● **FRAGMENTO SELECCIONADO**
-=-=-=-=-

La modernidad se ha caracterizado por la dominación de las grandes narrativas como el Estado, el Capital, la Religión (católica) o la Familia (tradicional). En Occidente, estos relatos han construido no solo al individuo, sino también, la relación entre ellos, las instituciones sociales, las reglas de comportamiento e, incluso, los modelos de vida. El sujeto moderno nace como un engranaje de un sistema en donde todo se encuentra debidamente organizado y previsto. La vida, la crianza, el matrimonio, el trabajo, la recreación, la jubilación, la muerte, en fin, todo está dispuesto para que este sistema funcione armónicamente, para que no existan dudas sobre quienes hacen parte de él y, sobre todo, de los roles que se deben ejercer.

-=-=-=-=-

● **ENTRADAS PROPORCIONADAS**

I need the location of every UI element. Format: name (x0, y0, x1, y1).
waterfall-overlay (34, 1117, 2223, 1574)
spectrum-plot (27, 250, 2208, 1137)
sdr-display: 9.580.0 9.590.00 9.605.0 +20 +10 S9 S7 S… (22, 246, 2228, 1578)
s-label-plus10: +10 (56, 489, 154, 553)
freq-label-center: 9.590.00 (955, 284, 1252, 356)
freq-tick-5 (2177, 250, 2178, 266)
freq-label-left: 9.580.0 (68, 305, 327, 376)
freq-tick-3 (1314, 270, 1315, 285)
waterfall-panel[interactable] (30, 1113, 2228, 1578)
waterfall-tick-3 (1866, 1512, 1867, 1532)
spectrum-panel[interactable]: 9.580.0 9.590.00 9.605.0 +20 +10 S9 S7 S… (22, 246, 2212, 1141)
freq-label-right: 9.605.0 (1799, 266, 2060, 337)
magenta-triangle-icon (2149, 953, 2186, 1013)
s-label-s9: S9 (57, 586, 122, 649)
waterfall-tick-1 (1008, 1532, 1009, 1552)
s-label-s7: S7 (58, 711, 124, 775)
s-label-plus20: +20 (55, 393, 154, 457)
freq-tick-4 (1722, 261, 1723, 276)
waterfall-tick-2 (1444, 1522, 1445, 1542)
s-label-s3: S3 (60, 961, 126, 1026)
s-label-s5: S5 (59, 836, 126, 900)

-=-=-=-=-

● **ENUNCIADO DE LA TAREA**
Continúa el fragmento sobre la modernidad y las grandes narrativas a partir de su última oración, con uno o dos párrafos que mantengan el mismo registro.

● **RESULTADO DEL EJERCICIO**
Sin embargo, las sociedades actuales distan mucho de esa «utopía». En alguna entrevista, Zygmunt Bauman manifestó que el salto de la modernidad a la posmodernidad no era más que el paso de la inane certidumbre a la incertidumbre mortificante. Las instituciones sobre las que se edificaba la modernidad, otrora rigurosas, sólidas y perpetuas, se transforman abruptamente (por no decir que se diluyen) con el vertiginoso devenir de los fenómenos contemporáneos: la irrupción de la tecnología, la globalización económica, la cultura del consumo, etc. Por ponerlo en palabras de Marshall Berman citando a su vez a Karl Marx, lo que antes era sólido, ahora se desvanece en el aire.   


Quizás esta sea una buena razón para explicar el drama existencial de las nuevas generaciones. Dicen que los seres humanos somos seres de costumbre y que en nuestra esencia se encuentra la facilidad para adaptarnos a los nuevos entornos. Pero despojarnos de más de un siglo de certidumbre, de normalización, de tradición, es complejo. Creería, por el contrario, que también tenemos una disposición natural para aferrarnos a lo establecido, a lo que siempre ha sido, a lo que hemos conocido y experimentado. El futuro produce temor, precisamente, porque no sabemos cómo será. El pasado, aunque nostálgico, nos recubre con su manto protector. En él no hay novedades, ni sorpresas, ni sobresaltos inesperados.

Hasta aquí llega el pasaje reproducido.